Exercise goal: Count every line in the following entries where the word "Выпускная" appears. Give the count alone.

Material shown:
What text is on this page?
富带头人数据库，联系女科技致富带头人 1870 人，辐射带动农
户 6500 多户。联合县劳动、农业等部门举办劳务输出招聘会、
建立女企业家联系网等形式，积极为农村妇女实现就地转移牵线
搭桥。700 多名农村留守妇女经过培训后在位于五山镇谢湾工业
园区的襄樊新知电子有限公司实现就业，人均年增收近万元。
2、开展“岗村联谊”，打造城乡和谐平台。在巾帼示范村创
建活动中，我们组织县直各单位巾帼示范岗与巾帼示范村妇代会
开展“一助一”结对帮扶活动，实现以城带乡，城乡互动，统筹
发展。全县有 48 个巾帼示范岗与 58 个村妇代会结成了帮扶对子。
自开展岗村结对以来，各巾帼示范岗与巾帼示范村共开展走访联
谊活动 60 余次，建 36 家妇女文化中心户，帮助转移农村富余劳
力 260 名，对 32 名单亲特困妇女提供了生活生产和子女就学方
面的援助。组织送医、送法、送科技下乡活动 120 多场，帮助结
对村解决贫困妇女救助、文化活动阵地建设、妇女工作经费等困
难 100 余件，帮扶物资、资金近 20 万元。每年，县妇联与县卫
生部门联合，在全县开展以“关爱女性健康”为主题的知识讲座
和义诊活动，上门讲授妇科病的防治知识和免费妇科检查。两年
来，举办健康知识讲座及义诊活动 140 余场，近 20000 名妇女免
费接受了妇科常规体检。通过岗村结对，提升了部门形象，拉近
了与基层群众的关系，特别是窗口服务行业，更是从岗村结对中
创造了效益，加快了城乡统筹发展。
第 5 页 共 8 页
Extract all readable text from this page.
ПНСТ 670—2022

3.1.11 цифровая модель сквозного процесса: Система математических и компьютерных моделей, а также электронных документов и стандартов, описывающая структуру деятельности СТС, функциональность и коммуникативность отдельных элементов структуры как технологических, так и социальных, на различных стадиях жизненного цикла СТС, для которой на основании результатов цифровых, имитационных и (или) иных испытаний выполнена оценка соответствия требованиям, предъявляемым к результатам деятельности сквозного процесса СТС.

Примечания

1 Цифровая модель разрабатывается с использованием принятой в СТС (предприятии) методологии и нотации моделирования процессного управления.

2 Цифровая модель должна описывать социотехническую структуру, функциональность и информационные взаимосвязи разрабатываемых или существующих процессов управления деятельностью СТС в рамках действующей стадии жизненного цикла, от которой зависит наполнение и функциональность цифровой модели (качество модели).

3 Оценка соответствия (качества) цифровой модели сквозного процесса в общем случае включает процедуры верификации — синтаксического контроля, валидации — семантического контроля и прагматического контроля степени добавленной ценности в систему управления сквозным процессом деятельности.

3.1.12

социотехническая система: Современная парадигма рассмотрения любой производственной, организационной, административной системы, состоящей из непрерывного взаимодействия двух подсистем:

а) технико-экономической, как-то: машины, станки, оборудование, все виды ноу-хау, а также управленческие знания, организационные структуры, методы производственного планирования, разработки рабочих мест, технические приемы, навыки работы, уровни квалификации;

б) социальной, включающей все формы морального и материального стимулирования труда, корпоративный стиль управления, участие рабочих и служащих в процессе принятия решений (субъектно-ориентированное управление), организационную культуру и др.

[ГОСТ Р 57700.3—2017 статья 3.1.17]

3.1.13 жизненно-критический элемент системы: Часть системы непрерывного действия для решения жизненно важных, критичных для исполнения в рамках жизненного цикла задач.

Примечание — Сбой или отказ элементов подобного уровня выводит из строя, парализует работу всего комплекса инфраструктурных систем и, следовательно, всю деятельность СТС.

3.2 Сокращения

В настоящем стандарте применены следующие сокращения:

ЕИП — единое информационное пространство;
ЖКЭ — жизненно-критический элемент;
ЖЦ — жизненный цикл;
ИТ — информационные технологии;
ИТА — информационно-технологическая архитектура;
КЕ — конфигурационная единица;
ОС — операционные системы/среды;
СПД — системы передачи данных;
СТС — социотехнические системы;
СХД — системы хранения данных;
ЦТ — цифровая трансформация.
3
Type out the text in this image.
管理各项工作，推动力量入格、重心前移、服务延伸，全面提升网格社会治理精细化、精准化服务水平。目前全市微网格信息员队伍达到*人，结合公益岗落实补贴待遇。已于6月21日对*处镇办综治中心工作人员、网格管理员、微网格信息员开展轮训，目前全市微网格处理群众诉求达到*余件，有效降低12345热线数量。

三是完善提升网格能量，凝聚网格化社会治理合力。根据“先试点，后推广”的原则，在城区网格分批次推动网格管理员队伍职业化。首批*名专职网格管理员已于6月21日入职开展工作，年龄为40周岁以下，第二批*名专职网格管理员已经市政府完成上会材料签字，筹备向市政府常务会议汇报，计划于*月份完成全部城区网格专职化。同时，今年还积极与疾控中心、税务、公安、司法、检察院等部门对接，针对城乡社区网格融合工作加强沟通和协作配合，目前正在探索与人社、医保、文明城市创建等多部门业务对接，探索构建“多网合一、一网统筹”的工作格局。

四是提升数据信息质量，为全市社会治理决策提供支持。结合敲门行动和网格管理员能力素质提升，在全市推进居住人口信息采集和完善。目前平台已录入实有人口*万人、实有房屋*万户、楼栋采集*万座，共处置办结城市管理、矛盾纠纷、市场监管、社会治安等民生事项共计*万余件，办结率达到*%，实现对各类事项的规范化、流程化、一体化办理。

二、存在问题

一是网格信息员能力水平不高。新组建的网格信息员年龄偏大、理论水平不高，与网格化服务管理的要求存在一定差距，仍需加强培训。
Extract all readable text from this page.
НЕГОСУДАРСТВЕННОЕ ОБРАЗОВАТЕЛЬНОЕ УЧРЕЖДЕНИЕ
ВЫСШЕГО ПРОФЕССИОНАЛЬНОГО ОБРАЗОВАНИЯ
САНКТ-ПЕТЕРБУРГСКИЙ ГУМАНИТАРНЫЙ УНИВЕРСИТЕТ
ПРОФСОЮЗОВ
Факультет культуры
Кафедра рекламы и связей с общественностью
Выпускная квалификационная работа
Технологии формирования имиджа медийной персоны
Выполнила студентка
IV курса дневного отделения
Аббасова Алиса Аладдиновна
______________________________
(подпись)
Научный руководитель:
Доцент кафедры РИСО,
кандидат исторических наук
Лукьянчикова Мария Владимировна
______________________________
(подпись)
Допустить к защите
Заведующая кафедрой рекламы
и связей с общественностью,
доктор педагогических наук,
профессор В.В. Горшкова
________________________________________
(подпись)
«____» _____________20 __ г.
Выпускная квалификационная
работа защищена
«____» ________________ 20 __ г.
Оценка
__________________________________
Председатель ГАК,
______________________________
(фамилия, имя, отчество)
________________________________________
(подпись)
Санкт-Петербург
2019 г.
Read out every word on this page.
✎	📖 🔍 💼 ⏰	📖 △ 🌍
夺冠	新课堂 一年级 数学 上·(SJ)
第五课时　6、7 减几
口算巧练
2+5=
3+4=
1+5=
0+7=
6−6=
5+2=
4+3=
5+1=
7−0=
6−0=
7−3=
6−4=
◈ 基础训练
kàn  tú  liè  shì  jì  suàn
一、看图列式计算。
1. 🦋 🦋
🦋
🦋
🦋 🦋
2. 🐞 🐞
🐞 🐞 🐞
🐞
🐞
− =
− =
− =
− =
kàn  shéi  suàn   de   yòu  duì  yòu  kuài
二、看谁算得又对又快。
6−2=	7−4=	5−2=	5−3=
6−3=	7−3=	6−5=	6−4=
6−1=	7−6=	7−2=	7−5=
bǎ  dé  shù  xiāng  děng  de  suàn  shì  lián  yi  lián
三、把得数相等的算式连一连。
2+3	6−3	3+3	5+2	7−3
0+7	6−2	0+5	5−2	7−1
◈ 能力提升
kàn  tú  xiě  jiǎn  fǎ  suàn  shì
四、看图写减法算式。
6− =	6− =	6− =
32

Solution to the problem: 2